_Task inputs_:
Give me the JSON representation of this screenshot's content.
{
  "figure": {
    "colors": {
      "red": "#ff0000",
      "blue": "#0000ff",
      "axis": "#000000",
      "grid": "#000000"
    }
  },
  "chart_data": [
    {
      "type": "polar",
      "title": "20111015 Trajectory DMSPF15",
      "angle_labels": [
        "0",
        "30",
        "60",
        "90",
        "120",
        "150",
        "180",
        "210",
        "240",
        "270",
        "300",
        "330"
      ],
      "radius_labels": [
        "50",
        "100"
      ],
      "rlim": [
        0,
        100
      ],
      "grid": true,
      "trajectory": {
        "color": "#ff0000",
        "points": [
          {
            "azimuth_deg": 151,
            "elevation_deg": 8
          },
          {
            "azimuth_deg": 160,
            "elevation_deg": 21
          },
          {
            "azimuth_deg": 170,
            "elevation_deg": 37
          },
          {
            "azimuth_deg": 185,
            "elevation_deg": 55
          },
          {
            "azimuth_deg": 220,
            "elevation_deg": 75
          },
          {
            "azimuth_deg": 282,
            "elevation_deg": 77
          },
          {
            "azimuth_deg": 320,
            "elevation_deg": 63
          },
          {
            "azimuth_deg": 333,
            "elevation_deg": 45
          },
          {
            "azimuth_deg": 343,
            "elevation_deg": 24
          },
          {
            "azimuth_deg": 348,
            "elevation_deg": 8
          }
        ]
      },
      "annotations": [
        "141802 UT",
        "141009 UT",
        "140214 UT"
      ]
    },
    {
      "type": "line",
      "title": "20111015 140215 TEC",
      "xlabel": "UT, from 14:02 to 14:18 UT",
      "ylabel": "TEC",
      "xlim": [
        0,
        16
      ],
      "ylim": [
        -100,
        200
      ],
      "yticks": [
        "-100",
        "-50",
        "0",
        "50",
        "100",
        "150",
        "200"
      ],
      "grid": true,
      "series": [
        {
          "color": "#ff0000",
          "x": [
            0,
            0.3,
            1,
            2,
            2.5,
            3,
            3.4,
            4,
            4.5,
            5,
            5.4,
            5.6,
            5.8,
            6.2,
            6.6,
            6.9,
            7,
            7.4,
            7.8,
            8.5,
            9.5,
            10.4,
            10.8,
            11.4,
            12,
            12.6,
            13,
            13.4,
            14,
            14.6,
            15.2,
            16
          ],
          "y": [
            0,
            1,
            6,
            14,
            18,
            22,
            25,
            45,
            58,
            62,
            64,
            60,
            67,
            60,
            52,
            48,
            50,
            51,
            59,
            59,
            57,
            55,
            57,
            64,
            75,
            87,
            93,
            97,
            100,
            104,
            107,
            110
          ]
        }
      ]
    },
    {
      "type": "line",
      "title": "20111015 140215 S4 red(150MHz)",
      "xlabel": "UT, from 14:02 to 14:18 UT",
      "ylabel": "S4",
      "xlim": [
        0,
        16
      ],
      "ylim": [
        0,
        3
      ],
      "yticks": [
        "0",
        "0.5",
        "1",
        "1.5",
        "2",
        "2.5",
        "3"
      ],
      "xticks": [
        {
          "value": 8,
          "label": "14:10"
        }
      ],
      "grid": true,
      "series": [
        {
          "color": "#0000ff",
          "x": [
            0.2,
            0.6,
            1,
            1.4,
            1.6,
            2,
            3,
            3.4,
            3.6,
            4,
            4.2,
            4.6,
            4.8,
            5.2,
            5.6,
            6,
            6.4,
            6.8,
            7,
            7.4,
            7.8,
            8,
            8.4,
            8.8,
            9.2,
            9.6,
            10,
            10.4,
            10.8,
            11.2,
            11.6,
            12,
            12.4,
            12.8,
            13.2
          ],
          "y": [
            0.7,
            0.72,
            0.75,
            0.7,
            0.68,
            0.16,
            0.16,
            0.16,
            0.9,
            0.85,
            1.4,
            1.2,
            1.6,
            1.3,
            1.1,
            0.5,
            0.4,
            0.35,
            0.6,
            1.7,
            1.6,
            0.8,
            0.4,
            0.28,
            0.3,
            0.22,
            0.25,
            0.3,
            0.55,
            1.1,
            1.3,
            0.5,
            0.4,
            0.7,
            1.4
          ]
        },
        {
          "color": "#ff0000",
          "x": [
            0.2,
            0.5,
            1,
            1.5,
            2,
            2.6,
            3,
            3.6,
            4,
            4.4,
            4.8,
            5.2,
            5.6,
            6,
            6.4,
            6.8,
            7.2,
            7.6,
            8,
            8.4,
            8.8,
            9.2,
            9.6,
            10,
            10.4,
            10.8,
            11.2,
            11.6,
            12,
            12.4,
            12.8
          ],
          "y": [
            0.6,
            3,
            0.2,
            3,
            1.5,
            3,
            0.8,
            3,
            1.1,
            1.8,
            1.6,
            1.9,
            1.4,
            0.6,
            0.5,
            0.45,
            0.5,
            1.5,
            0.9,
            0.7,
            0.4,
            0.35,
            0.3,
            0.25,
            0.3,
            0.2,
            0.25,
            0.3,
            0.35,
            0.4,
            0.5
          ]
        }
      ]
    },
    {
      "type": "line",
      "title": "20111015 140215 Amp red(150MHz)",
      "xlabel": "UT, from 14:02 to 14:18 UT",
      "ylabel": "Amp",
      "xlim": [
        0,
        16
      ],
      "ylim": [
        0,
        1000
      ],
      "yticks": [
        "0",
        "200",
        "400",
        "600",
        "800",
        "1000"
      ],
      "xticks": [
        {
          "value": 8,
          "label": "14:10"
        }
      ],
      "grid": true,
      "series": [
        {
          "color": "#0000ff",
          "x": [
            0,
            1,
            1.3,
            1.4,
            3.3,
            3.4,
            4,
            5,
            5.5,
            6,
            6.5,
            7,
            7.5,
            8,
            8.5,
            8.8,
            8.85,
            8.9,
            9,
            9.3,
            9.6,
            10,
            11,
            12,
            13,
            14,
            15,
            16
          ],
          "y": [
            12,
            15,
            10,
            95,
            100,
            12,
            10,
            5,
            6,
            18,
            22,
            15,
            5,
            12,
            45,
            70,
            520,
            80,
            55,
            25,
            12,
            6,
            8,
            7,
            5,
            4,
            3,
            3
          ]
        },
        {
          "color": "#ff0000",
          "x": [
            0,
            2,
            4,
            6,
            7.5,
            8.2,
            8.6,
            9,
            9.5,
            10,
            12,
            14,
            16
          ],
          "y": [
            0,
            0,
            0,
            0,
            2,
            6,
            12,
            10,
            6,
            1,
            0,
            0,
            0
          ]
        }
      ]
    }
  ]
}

_Exercise task_: Which lines hold the word "title"? Copy every one of them.

_Result of the task_:
      "title": "20111015 Trajectory DMSPF15",
      "title": "20111015 140215 TEC",
      "title": "20111015 140215 S4 red(150MHz)",
      "title": "20111015 140215 Amp red(150MHz)",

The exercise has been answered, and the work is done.